**EXERCISE OBJECTIVE:**
Write out the listing below in full and exactly, leaving out every picture.
####################
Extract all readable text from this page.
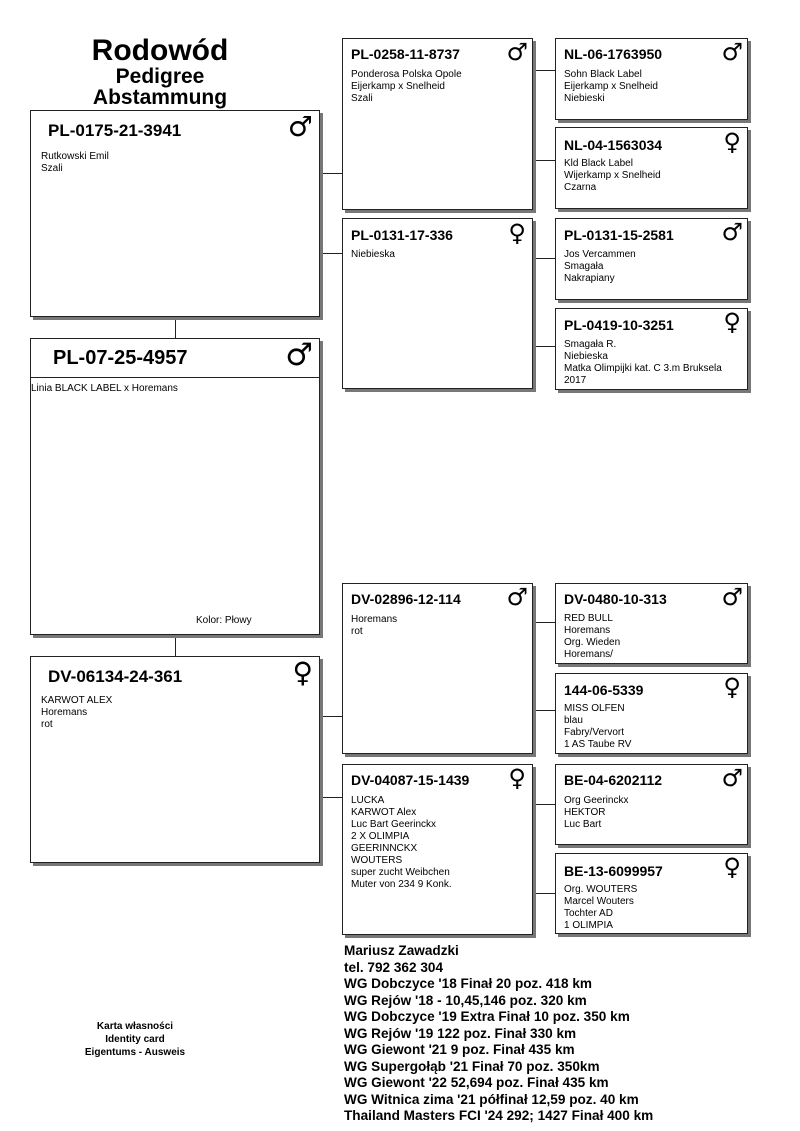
Rodowód
Pedigree
Abstammung
PL-0175-21-3941	♂
Rutkowski Emil
Szali
PL-07-25-4957	♂
Linia BLACK LABEL x Horemans
Kolor: Płowy
DV-06134-24-361	♀
KARWOT ALEX
Horemans
rot
PL-0258-11-8737 ♂
Ponderosa Polska Opole
Eijerkamp x Snelheid
Szali
PL-0131-17-336 ♀
Niebieska
DV-02896-12-114 ♂
Horemans
rot
DV-04087-15-1439 ♀
LUCKA
KARWOT Alex
Luc Bart Geerinckx
2 X OLIMPIA
GEERINNCKX
WOUTERS
super zucht Weibchen
Muter von 234 9 Konk.
NL-06-1763950 ♂
Sohn Black Label
Eijerkamp x Snelheid
Niebieski
NL-04-1563034	♀
Kld Black Label
Wijerkamp x Snelheid
Czarna
PL-0131-15-2581 ♂
Jos Vercammen
Smagała
Nakrapiany
PL-0419-10-3251 ♀
Smagała R.
Niebieska
Matka Olimpijki kat. C 3.m Bruksela
2017
DV-0480-10-313 ♂
RED BULL
Horemans
Org. Wieden
Horemans/
144-06-5339	♀
MISS OLFEN
blau
Fabry/Vervort
1 AS Taube RV
BE-04-6202112 ♂
Org Geerinckx
HEKTOR
Luc Bart
BE-13-6099957	♀
Org. WOUTERS
Marcel Wouters
Tochter AD
1 OLIMPIA
Karta własności
Identity card
Eigentums - Ausweis
Mariusz Zawadzki
tel. 792 362 304
WG Dobczyce '18 Finał 20 poz. 418 km
WG Rejów '18 - 10,45,146 poz. 320 km
WG Dobczyce '19 Extra Finał 10 poz. 350 km
WG Rejów '19 122 poz. Finał 330 km
WG Giewont '21 9 poz. Finał 435 km
WG Supergołąb '21 Finał 70 poz. 350km
WG Giewont '22 52,694 poz. Finał 435 km
WG Witnica zima '21 półfinał 12,59 poz. 40 km
Thailand Masters FCI '24 292; 1427 Finał 400 km
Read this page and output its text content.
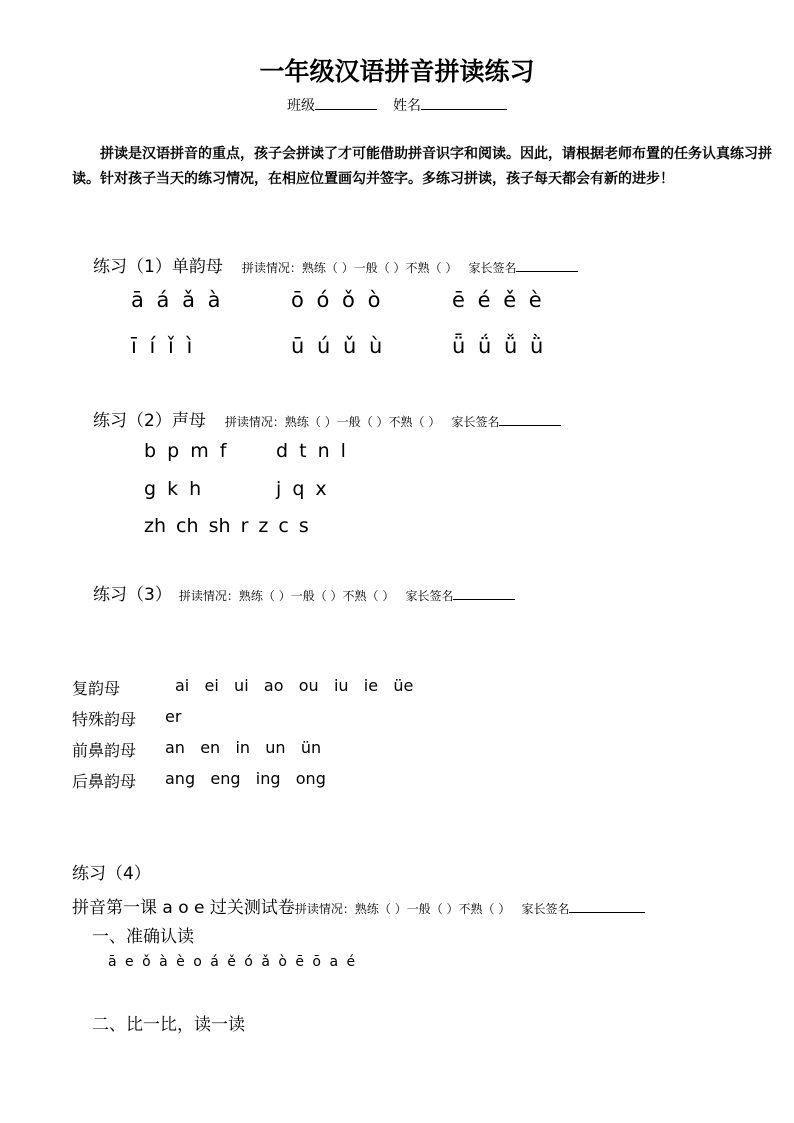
一年级汉语拼音拼读练习
班级	姓名
拼读是汉语拼音的重点，孩子会拼读了才可能借助拼音识字和阅读。因此，请根据老师布置的任务认真练习拼读。针对孩子当天的练习情况，在相应位置画勾并签字。多练习拼读，孩子每天都会有新的进步！
练习（1）单韵母 拼读情况：熟练（ ）一般（ ）不熟（ ） 家长签名
ā á ǎ à	ō ó ǒ ò	ē é ě è
ī í ǐ ì	ū ú ǔ ù	ǖ ǘ ǚ ǜ
练习（2）声母 拼读情况：熟练（ ）一般（ ）不熟（ ） 家长签名
b p m f	d t n l
g k h	j q x
zh ch sh r z c s
练习（3） 拼读情况：熟练（ ）一般（ ）不熟（ ） 家长签名
复韵母	ai   ei   ui   ao   ou   iu   ie   üe
特殊韵母 er
前鼻韵母 an   en   in   un   ün
后鼻韵母 ang   eng   ing   ong
练习（4）
拼音第一课 a o e 过关测试卷拼读情况：熟练（ ）一般（ ）不熟（ ） 家长签名
一、准确认读
ā e ǒ à è o á ě ó ǎ ò ē ō a é
二、比一比，读一读
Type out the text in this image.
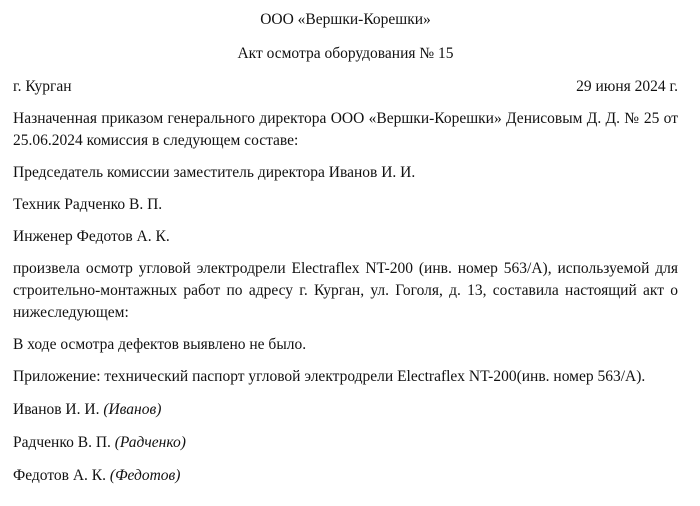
ООО «Вершки-Корешки»
Акт осмотра оборудования № 15
г. Курган	29 июня 2024 г.
Назначенная приказом генерального директора ООО «Вершки-Корешки» Денисовым Д. Д. № 25 от 25.06.2024 комиссия в следующем составе:
Председатель комиссии заместитель директора Иванов И. И.
Техник Радченко В. П.
Инженер Федотов А. К.
произвела осмотр угловой электродрели Electraflex NT-200 (инв. номер 563/А), используемой для строительно-монтажных работ по адресу г. Курган, ул. Гоголя, д. 13, составила настоящий акт о нижеследующем:
В ходе осмотра дефектов выявлено не было.
Приложение: технический паспорт угловой электродрели Electraflex NT-200(инв. номер 563/А).
Иванов И. И. (Иванов)
Радченко В. П. (Радченко)
Федотов А. К. (Федотов)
####################
**RESULT:**
Extract all readable text from this page.
Rodowód
Pedigree
Abstammung
PL-0175-21-3941	♂
Rutkowski Emil
Szali
PL-07-25-4957	♂
Linia BLACK LABEL x Horemans
Kolor: Płowy
DV-06134-24-361	♀
KARWOT ALEX
Horemans
rot
PL-0258-11-8737 ♂
Ponderosa Polska Opole
Eijerkamp x Snelheid
Szali
PL-0131-17-336 ♀
Niebieska
DV-02896-12-114 ♂
Horemans
rot
DV-04087-15-1439 ♀
LUCKA
KARWOT Alex
Luc Bart Geerinckx
2 X OLIMPIA
GEERINNCKX
WOUTERS
super zucht Weibchen
Muter von 234 9 Konk.
NL-06-1763950 ♂
Sohn Black Label
Eijerkamp x Snelheid
Niebieski
NL-04-1563034	♀
Kld Black Label
Wijerkamp x Snelheid
Czarna
PL-0131-15-2581 ♂
Jos Vercammen
Smagała
Nakrapiany
PL-0419-10-3251 ♀
Smagała R.
Niebieska
Matka Olimpijki kat. C 3.m Bruksela
2017
DV-0480-10-313 ♂
RED BULL
Horemans
Org. Wieden
Horemans/
144-06-5339	♀
MISS OLFEN
blau
Fabry/Vervort
1 AS Taube RV
BE-04-6202112 ♂
Org Geerinckx
HEKTOR
Luc Bart
BE-13-6099957	♀
Org. WOUTERS
Marcel Wouters
Tochter AD
1 OLIMPIA
Karta własności
Identity card
Eigentums - Ausweis
Mariusz Zawadzki
tel. 792 362 304
WG Dobczyce '18 Finał 20 poz. 418 km
WG Rejów '18 - 10,45,146 poz. 320 km
WG Dobczyce '19 Extra Finał 10 poz. 350 km
WG Rejów '19 122 poz. Finał 330 km
WG Giewont '21 9 poz. Finał 435 km
WG Supergołąb '21 Finał 70 poz. 350km
WG Giewont '22 52,694 poz. Finał 435 km
WG Witnica zima '21 półfinał 12,59 poz. 40 km
Thailand Masters FCI '24 292; 1427 Finał 400 km
Read this page and output its text content.
一年级汉语拼音拼读练习
班级	姓名
拼读是汉语拼音的重点，孩子会拼读了才可能借助拼音识字和阅读。因此，请根据老师布置的任务认真练习拼读。针对孩子当天的练习情况，在相应位置画勾并签字。多练习拼读，孩子每天都会有新的进步！
练习（1）单韵母 拼读情况：熟练（ ）一般（ ）不熟（ ） 家长签名
ā á ǎ à	ō ó ǒ ò	ē é ě è
ī í ǐ ì	ū ú ǔ ù	ǖ ǘ ǚ ǜ
练习（2）声母 拼读情况：熟练（ ）一般（ ）不熟（ ） 家长签名
b p m f	d t n l
g k h	j q x
zh ch sh r z c s
练习（3） 拼读情况：熟练（ ）一般（ ）不熟（ ） 家长签名
复韵母	ai   ei   ui   ao   ou   iu   ie   üe
特殊韵母 er
前鼻韵母 an   en   in   un   ün
后鼻韵母 ang   eng   ing   ong
练习（4）
拼音第一课 a o e 过关测试卷拼读情况：熟练（ ）一般（ ）不熟（ ） 家长签名
一、准确认读
ā e ǒ à è o á ě ó ǎ ò ē ō a é
二、比一比，读一读
Type out the text in this image.
ООО «Вершки-Корешки»
Акт осмотра оборудования № 15
г. Курган	29 июня 2024 г.
Назначенная приказом генерального директора ООО «Вершки-Корешки» Денисовым Д. Д. № 25 от 25.06.2024 комиссия в следующем составе:
Председатель комиссии заместитель директора Иванов И. И.
Техник Радченко В. П.
Инженер Федотов А. К.
произвела осмотр угловой электродрели Electraflex NT-200 (инв. номер 563/А), используемой для строительно-монтажных работ по адресу г. Курган, ул. Гоголя, д. 13, составила настоящий акт о нижеследующем:
В ходе осмотра дефектов выявлено не было.
Приложение: технический паспорт угловой электродрели Electraflex NT-200(инв. номер 563/А).
Иванов И. И. (Иванов)
Радченко В. П. (Радченко)
Федотов А. К. (Федотов)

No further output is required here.